:: Supplied text ::

Fragment I: of Beginnings, Endings, and Continuities (part 2)
It is important to note that within Hothouse, its members are no strangers to the processes of collectivising, particularly within the local arts context. Urich, for example, has also been part of formative groups such as The Artists Village and the Printmaking Society of Singapore. Yue Han, in particular, articulates a nostalgia and yearning for the kind of relational, community-driven spaces that are now rare in Singapore. In our conversation, he gestured to Post-Museum’s physical space as a site where “anybody can just come and hang out,” a porous, lived social architecture that allowed for serendipitous encounters and precipitated organic collaborations. He viewed the loss of their physical space at Rowell Rd as an emblematic one, alongside mainstays like The Substation.

:::

= Requirement 1 =
Answer these questions using the passage on Hothouse:
(a) Besides Hothouse, which two groups does the passage say Urich has been part of?
(b) On which road was the Post-Museum space whose loss Yue Han called emblematic?
(c) Which mainstay does the passage name alongside that loss?
= Requirement 2 =
Write a continuation of the passage on Hothouse, starting after its final sentence.
The data is not needed for any of the work here.

:: Data provided ::

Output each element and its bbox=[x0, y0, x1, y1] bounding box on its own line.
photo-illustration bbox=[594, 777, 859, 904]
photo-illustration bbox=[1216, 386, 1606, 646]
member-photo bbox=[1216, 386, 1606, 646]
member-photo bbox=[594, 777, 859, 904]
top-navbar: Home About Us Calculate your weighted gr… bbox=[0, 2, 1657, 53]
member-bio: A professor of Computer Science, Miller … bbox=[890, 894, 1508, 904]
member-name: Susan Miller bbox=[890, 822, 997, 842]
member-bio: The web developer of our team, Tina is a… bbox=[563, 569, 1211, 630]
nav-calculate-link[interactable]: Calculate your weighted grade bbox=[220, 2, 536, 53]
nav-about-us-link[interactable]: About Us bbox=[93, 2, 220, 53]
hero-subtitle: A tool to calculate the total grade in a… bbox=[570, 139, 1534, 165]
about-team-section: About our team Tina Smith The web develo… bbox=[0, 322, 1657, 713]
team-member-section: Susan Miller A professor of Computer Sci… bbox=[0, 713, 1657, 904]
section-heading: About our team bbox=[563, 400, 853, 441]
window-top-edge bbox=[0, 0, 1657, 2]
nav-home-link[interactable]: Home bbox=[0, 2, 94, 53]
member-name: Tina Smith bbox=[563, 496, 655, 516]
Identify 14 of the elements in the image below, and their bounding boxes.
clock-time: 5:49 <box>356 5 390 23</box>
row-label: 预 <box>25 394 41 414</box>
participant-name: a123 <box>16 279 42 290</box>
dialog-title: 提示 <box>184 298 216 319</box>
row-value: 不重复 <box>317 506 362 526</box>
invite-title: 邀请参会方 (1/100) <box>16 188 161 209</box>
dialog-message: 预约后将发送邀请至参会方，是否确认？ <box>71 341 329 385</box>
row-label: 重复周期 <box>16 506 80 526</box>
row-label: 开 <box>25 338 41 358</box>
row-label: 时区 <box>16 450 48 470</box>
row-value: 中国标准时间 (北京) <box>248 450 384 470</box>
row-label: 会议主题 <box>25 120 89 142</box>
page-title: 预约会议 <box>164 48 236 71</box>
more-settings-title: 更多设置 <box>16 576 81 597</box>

:::

= Your response 1 =
(a) The Artists Village and the Printmaking Society of Singapore.
(b) Rowell Rd.
(c) The Substation.

= Your response 2 =
For the Singaporean members (Urich, Yue Han and Melvin) who have remained active within the local arts and cultural scene, it seems there is a palpable, enduring sensitivity towards the ecosystem and their role in it. They acknowledge an all-too-familiar pattern: many of these initiatives, born from passion and necessity, have either become dormant, dissolved quietly or been absorbed into more institutionalised structures. Their reflections conveyed a concern for the health of the arts landscape and a personal ideological commitment to supporting independent, collaborative, generative spaces. In many ways, the impulse to create and sustain Hothouse can be read as part of this broader, emotionally and politically charged desire: to not only produce art, but to constantly cultivate spaces for experimentation, community and critical imagination within an increasingly professionalised and fragmented cultural terrain.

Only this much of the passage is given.